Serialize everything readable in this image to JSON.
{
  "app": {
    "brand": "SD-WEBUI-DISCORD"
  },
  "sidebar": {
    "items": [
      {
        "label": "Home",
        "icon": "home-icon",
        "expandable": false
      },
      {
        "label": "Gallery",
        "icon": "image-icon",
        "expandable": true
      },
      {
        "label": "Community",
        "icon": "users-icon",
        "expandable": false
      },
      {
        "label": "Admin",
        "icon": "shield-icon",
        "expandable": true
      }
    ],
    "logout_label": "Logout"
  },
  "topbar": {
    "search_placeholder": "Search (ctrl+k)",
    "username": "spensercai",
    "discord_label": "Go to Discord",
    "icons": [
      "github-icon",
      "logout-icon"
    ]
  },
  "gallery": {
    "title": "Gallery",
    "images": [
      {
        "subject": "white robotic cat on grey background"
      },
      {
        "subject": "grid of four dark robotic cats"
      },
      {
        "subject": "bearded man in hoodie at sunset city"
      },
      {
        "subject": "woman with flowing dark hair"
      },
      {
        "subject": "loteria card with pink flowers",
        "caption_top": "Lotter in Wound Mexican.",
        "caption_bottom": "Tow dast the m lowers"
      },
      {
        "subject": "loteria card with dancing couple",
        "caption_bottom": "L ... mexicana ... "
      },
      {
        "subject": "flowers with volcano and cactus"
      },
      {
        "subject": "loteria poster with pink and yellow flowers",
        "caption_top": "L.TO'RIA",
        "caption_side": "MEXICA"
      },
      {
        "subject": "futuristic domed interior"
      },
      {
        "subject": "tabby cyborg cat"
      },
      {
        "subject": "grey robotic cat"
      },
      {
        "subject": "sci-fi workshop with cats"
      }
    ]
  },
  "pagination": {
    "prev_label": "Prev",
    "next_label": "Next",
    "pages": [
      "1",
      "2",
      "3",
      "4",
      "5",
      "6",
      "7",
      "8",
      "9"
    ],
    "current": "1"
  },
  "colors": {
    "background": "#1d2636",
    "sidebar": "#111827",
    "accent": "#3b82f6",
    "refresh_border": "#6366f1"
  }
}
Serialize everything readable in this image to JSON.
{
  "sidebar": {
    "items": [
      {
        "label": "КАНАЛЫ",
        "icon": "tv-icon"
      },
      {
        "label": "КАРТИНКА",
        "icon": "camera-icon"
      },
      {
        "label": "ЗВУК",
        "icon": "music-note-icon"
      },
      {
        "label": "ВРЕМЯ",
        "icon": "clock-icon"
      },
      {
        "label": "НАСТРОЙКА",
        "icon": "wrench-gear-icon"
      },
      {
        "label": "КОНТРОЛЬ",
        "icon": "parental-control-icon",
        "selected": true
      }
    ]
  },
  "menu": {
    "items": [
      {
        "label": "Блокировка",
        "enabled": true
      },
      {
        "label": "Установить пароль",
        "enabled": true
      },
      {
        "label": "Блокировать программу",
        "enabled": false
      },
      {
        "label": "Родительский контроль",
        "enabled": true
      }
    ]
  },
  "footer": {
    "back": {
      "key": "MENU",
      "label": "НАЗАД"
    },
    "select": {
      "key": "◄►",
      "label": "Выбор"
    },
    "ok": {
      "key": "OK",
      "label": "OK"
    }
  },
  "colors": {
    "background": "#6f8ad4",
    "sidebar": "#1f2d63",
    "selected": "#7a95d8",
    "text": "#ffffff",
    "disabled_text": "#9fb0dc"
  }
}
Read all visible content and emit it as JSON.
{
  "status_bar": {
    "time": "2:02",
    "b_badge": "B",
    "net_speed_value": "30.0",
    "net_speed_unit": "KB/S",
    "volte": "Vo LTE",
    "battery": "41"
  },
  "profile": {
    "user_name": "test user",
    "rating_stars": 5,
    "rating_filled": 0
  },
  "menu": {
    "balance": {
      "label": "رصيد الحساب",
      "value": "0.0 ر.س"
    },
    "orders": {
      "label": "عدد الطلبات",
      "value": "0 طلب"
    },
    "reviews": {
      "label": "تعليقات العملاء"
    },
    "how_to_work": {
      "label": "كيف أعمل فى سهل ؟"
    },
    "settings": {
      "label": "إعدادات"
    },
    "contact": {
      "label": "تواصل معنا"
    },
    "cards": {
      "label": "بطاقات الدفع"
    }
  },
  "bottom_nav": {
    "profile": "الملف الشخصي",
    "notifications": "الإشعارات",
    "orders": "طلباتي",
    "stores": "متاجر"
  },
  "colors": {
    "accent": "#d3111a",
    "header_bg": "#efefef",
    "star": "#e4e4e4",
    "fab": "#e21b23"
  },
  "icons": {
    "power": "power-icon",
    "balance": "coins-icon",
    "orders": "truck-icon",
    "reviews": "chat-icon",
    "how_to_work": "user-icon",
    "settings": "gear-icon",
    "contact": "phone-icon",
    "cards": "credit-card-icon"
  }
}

====

Collect the lines of the data that carry the word "robotic".

        "subject": "white robotic cat on grey background"
        "subject": "grid of four dark robotic cats"
        "subject": "grey robotic cat"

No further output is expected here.